++++ Records supplied

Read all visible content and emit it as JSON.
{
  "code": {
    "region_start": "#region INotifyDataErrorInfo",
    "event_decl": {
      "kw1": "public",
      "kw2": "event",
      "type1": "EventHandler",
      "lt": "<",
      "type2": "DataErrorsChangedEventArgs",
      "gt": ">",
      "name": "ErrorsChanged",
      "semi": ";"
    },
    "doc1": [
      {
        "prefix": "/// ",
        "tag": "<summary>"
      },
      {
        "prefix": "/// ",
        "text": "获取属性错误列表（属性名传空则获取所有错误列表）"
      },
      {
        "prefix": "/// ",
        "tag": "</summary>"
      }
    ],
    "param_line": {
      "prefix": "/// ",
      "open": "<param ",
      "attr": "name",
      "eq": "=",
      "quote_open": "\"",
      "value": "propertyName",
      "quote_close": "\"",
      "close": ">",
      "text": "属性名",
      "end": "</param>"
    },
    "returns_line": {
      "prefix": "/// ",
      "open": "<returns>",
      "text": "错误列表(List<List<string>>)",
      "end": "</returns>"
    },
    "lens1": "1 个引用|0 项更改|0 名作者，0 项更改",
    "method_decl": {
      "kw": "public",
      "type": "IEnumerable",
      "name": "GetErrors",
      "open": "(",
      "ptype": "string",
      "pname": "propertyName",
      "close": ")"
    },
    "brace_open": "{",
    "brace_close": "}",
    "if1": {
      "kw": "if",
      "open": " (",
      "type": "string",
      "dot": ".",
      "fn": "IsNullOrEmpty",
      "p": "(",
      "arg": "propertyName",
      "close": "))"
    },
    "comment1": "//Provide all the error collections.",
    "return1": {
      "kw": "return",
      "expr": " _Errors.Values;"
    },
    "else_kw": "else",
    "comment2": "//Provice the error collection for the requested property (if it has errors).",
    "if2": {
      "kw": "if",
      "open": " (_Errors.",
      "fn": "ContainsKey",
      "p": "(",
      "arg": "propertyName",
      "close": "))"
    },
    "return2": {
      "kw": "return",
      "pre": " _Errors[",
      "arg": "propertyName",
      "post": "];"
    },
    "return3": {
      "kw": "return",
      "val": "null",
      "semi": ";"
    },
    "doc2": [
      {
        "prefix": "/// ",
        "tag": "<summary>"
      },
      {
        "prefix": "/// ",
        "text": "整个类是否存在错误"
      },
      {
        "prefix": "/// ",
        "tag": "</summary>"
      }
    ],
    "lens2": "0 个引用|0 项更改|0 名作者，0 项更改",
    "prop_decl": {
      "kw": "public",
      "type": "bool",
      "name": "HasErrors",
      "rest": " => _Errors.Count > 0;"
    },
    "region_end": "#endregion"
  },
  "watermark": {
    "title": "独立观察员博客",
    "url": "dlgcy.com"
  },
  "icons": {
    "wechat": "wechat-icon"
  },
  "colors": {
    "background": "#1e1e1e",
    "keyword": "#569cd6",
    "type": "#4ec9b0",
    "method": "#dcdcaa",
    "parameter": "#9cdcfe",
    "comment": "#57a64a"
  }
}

++++++++

Work to complete> Collect each line of the entries that has the word "text", copying it in full.

Expected answer>
        "text": "获取属性错误列表（属性名传空则获取所有错误列表）"
      "text": "属性名",
      "text": "错误列表(List<List<string>>)",
        "text": "整个类是否存在错误"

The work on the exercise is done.